— WRITTEN INSTRUCTION —
Select the lines that hold the word "reviewClientNumber" and copy each one.

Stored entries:
══════════
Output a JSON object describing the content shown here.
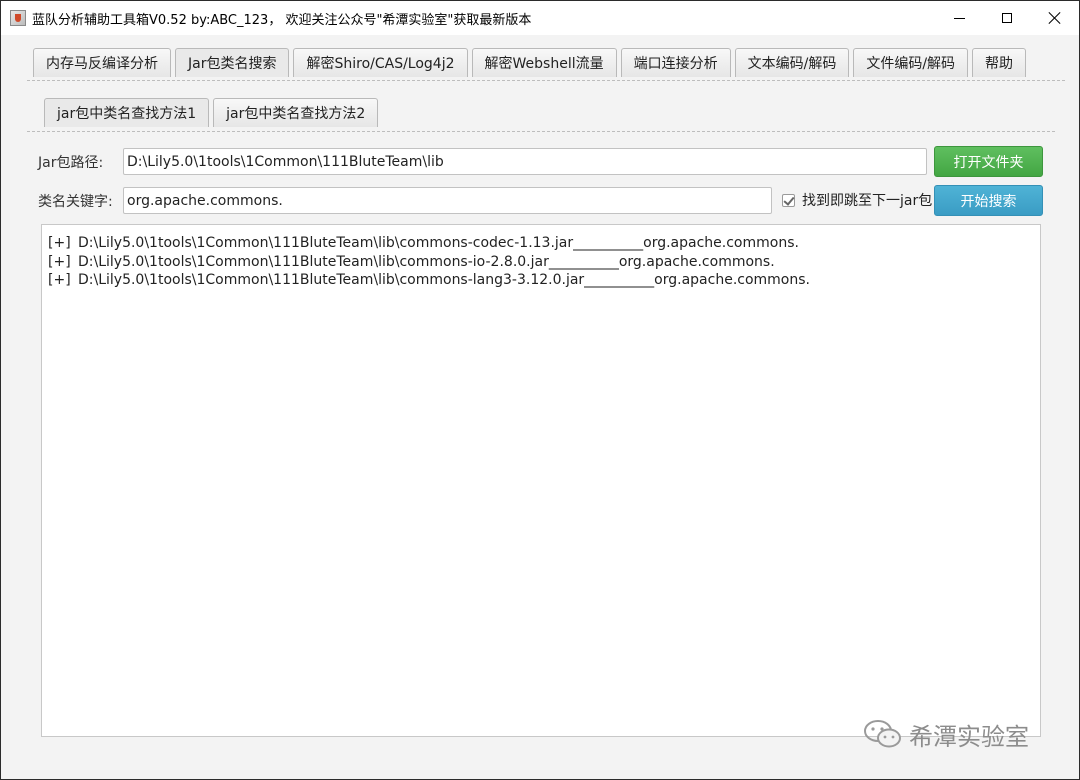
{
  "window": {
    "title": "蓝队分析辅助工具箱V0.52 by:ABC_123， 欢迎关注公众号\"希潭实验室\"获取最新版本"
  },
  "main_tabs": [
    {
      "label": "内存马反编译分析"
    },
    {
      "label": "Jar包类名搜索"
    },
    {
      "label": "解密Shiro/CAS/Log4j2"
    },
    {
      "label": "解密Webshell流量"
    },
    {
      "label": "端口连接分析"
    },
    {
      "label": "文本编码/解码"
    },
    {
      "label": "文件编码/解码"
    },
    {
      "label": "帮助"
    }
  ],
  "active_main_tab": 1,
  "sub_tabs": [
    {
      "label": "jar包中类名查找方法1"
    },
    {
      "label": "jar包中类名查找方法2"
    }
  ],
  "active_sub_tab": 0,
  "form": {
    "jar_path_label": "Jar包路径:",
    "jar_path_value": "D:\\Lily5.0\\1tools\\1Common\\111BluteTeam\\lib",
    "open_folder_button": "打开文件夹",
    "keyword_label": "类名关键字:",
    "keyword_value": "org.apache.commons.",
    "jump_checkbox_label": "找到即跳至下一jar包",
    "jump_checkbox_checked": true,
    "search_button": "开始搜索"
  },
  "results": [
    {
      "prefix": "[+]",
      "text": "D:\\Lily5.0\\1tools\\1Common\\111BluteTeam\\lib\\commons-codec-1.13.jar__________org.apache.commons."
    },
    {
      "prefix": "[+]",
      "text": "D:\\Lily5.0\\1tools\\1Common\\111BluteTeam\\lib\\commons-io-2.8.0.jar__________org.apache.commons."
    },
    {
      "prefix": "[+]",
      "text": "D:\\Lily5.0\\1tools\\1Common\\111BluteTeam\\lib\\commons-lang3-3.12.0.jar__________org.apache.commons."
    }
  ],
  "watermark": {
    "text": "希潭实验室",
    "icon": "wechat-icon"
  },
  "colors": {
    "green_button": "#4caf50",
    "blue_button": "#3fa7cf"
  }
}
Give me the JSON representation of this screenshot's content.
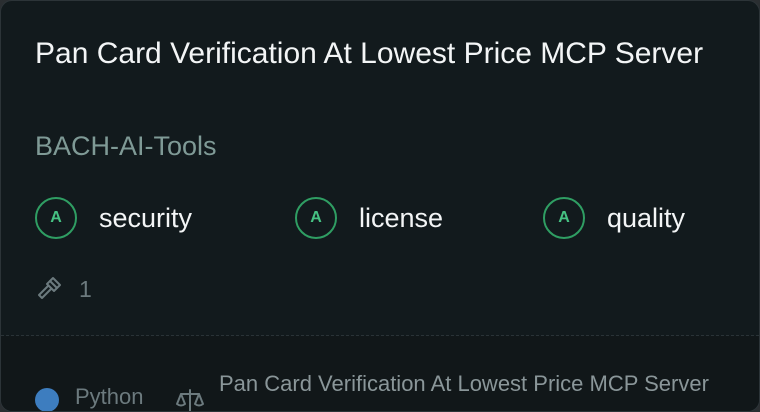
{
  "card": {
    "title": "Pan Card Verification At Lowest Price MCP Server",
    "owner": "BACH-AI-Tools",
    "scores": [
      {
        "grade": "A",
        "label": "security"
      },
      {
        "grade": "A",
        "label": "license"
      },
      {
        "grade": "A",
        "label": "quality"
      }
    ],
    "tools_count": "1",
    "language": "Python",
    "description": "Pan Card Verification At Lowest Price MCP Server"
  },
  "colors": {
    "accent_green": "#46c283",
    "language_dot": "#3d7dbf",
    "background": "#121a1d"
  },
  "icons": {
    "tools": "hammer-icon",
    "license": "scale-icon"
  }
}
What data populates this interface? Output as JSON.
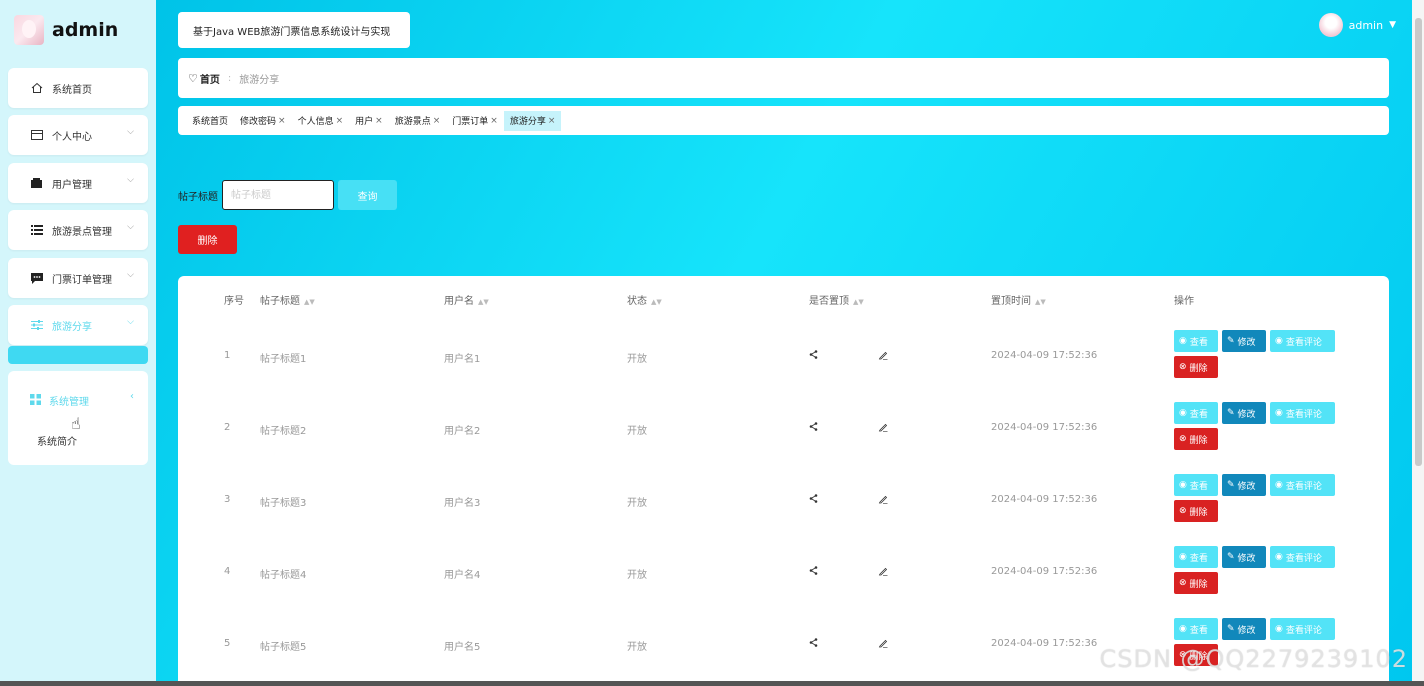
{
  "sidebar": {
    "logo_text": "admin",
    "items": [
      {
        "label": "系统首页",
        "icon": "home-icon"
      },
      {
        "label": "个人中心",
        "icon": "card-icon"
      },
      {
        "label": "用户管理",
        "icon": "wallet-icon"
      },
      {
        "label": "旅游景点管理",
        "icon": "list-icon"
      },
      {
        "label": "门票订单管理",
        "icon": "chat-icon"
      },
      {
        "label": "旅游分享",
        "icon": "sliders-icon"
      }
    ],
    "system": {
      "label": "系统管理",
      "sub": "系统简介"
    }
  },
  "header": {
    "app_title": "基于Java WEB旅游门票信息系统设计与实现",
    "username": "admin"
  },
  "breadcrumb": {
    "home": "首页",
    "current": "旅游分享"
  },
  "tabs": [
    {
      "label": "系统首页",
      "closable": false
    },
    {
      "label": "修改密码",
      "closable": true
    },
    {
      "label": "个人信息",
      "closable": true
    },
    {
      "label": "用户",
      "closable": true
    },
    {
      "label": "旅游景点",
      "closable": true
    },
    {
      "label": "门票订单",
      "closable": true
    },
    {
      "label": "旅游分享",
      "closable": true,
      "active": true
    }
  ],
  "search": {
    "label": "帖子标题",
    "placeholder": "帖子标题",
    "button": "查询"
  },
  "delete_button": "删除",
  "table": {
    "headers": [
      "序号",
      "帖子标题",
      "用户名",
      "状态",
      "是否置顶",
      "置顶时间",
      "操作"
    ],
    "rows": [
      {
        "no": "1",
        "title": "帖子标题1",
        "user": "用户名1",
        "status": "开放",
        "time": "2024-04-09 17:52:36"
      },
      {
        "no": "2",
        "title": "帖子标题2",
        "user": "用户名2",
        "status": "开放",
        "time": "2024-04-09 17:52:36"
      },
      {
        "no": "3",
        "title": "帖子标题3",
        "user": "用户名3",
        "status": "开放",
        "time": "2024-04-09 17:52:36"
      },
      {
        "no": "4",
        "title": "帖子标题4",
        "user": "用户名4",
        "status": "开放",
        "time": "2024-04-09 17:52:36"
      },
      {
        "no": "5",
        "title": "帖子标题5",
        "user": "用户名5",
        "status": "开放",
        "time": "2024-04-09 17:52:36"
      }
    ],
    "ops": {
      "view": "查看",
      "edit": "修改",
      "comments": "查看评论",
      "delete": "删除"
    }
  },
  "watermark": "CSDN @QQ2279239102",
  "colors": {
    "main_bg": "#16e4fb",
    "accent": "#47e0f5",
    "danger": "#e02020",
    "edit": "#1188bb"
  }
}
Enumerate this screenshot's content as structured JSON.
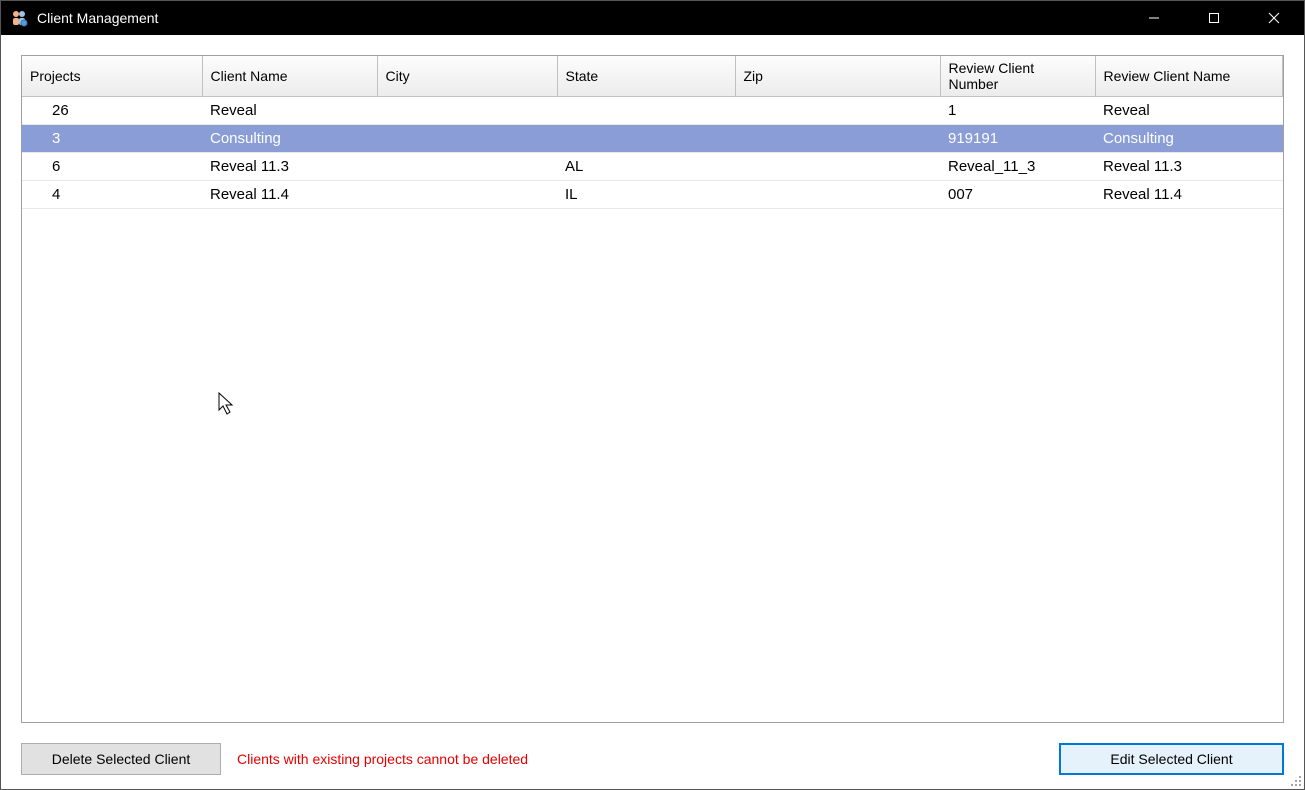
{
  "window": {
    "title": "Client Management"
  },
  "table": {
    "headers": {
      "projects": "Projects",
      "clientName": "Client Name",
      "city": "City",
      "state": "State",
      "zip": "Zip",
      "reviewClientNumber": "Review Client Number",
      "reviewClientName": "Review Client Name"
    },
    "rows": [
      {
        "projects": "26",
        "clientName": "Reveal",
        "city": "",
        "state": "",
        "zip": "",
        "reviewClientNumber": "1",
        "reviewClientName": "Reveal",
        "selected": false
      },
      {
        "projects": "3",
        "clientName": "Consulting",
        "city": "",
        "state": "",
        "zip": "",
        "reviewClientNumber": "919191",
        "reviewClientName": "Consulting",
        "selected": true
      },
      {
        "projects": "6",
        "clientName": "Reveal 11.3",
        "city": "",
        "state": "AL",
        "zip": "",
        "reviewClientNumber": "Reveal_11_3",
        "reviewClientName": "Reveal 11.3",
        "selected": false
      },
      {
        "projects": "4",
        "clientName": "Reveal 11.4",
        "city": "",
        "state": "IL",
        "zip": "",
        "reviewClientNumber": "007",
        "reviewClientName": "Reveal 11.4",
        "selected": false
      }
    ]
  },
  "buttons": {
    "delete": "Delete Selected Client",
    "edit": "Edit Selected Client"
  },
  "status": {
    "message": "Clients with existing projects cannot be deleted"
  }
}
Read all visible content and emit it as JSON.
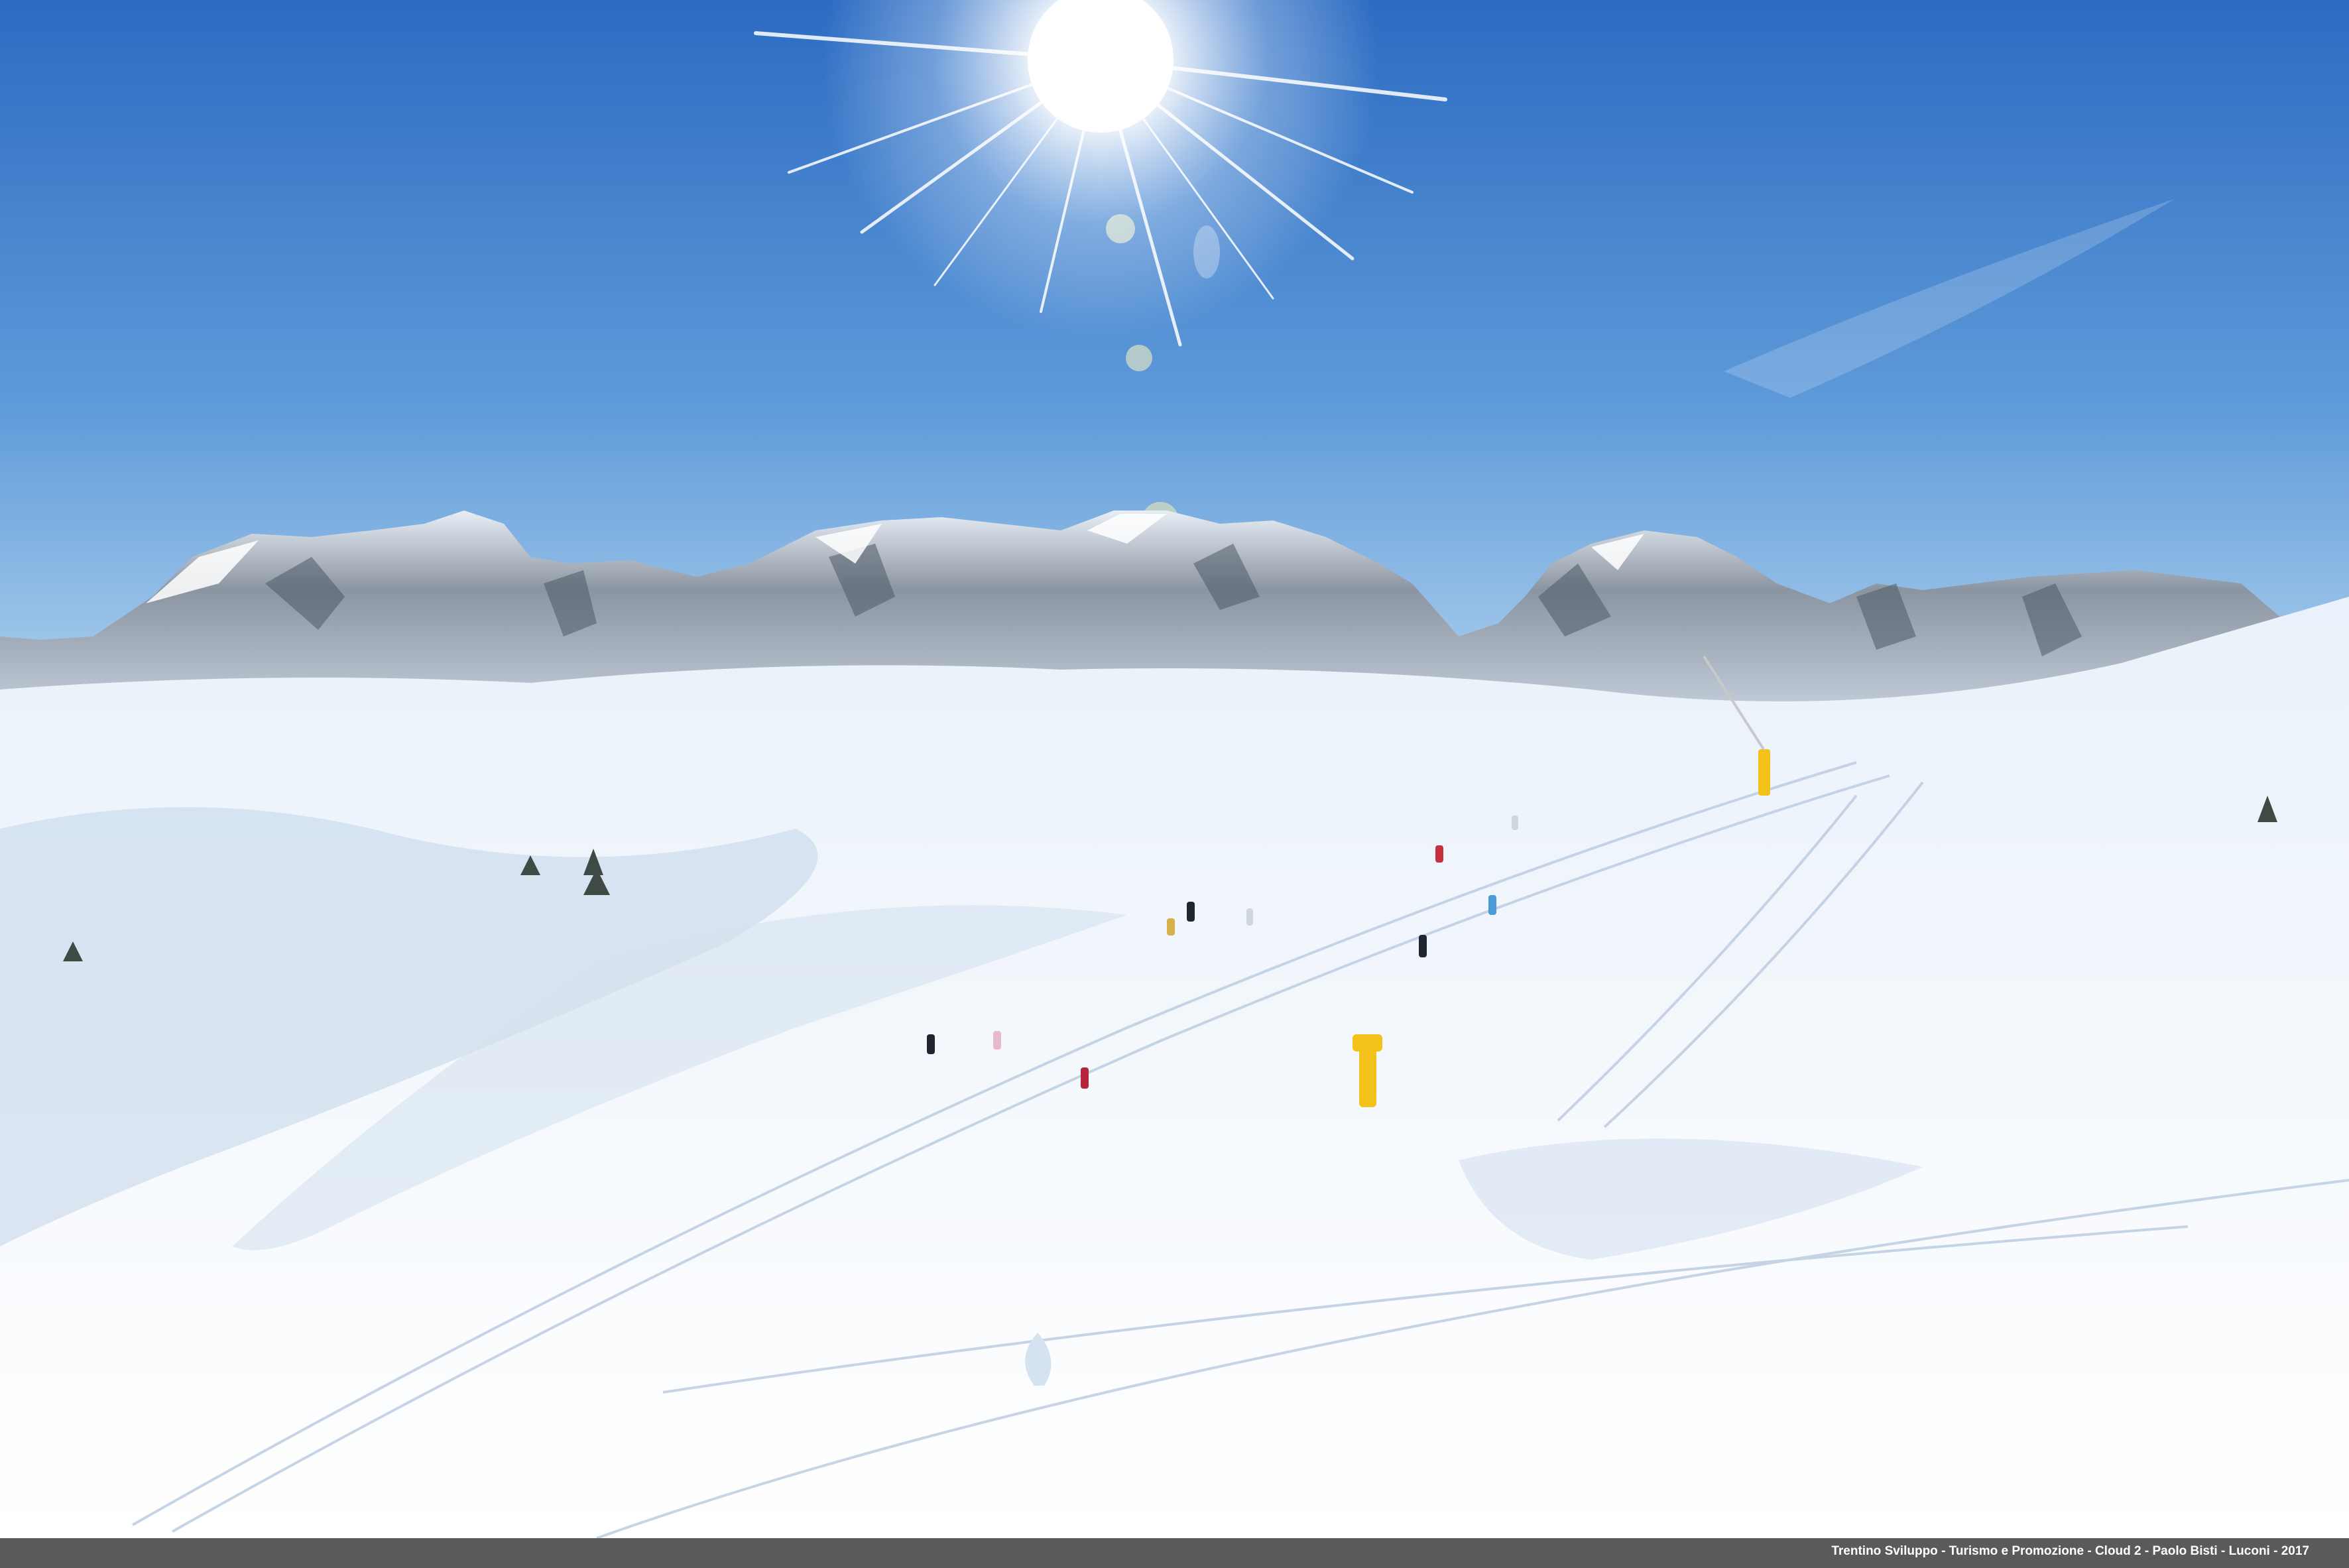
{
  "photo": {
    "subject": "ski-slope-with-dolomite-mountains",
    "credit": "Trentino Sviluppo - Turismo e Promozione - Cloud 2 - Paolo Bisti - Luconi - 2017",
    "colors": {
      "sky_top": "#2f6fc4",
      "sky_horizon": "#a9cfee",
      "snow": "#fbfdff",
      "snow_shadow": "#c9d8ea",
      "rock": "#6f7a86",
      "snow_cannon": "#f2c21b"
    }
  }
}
══════════
— ANSWER FOR THIS EXERCISE —
      "reviewClientNumber": "Review Client Number",
        "reviewClientNumber": "1",
        "reviewClientNumber": "919191",
        "reviewClientNumber": "Reveal_11_3",
        "reviewClientNumber": "007",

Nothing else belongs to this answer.